*** PROVIDED RECORDS ***
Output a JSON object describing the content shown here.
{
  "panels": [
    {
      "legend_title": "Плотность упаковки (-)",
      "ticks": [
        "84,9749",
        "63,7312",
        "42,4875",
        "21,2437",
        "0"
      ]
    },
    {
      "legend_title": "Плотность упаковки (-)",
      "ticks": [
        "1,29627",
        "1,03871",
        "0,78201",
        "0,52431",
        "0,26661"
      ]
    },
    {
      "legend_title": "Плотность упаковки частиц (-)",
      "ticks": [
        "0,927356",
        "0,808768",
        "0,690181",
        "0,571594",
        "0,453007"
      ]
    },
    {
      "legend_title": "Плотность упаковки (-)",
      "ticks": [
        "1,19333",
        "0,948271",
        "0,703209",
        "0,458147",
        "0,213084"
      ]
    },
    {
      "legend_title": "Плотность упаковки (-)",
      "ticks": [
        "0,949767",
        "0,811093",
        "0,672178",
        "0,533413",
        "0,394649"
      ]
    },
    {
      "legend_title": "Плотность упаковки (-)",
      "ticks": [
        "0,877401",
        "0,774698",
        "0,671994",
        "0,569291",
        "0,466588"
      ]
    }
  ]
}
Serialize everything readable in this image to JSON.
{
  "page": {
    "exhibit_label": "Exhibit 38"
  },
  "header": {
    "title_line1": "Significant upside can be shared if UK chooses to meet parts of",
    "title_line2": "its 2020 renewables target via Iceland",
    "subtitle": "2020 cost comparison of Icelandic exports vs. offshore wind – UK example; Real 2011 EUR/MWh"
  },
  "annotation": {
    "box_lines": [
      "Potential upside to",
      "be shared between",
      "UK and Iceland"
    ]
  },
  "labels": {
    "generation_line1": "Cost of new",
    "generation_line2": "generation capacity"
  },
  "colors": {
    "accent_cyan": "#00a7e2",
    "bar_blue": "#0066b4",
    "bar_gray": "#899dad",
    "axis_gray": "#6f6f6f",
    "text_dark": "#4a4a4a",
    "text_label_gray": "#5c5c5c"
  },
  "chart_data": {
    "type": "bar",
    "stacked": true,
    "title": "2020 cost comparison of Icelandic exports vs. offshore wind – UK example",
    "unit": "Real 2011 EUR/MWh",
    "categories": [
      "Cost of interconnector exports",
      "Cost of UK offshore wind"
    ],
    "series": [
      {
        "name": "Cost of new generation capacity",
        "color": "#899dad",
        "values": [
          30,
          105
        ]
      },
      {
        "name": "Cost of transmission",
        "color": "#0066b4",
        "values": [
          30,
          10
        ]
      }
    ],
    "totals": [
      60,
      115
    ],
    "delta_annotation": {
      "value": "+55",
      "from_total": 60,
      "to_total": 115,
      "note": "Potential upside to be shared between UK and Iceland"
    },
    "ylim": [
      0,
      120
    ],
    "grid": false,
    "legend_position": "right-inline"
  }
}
***
* TO BE DONE
Could you reproduce every record above exactly as it appears?

* EXERCISE ANSWER
Output a JSON object describing the content shown here.
{
  "panels": [
    {
      "legend_title": "Плотность упаковки (-)",
      "ticks": [
        "84,9749",
        "63,7312",
        "42,4875",
        "21,2437",
        "0"
      ]
    },
    {
      "legend_title": "Плотность упаковки (-)",
      "ticks": [
        "1,29627",
        "1,03871",
        "0,78201",
        "0,52431",
        "0,26661"
      ]
    },
    {
      "legend_title": "Плотность упаковки частиц (-)",
      "ticks": [
        "0,927356",
        "0,808768",
        "0,690181",
        "0,571594",
        "0,453007"
      ]
    },
    {
      "legend_title": "Плотность упаковки (-)",
      "ticks": [
        "1,19333",
        "0,948271",
        "0,703209",
        "0,458147",
        "0,213084"
      ]
    },
    {
      "legend_title": "Плотность упаковки (-)",
      "ticks": [
        "0,949767",
        "0,811093",
        "0,672178",
        "0,533413",
        "0,394649"
      ]
    },
    {
      "legend_title": "Плотность упаковки (-)",
      "ticks": [
        "0,877401",
        "0,774698",
        "0,671994",
        "0,569291",
        "0,466588"
      ]
    }
  ]
}
Serialize everything readable in this image to JSON.
{
  "page": {
    "exhibit_label": "Exhibit 38"
  },
  "header": {
    "title_line1": "Significant upside can be shared if UK chooses to meet parts of",
    "title_line2": "its 2020 renewables target via Iceland",
    "subtitle": "2020 cost comparison of Icelandic exports vs. offshore wind – UK example; Real 2011 EUR/MWh"
  },
  "annotation": {
    "box_lines": [
      "Potential upside to",
      "be shared between",
      "UK and Iceland"
    ]
  },
  "labels": {
    "generation_line1": "Cost of new",
    "generation_line2": "generation capacity"
  },
  "colors": {
    "accent_cyan": "#00a7e2",
    "bar_blue": "#0066b4",
    "bar_gray": "#899dad",
    "axis_gray": "#6f6f6f",
    "text_dark": "#4a4a4a",
    "text_label_gray": "#5c5c5c"
  },
  "chart_data": {
    "type": "bar",
    "stacked": true,
    "title": "2020 cost comparison of Icelandic exports vs. offshore wind – UK example",
    "unit": "Real 2011 EUR/MWh",
    "categories": [
      "Cost of interconnector exports",
      "Cost of UK offshore wind"
    ],
    "series": [
      {
        "name": "Cost of new generation capacity",
        "color": "#899dad",
        "values": [
          30,
          105
        ]
      },
      {
        "name": "Cost of transmission",
        "color": "#0066b4",
        "values": [
          30,
          10
        ]
      }
    ],
    "totals": [
      60,
      115
    ],
    "delta_annotation": {
      "value": "+55",
      "from_total": 60,
      "to_total": 115,
      "note": "Potential upside to be shared between UK and Iceland"
    },
    "ylim": [
      0,
      120
    ],
    "grid": false,
    "legend_position": "right-inline"
  }
}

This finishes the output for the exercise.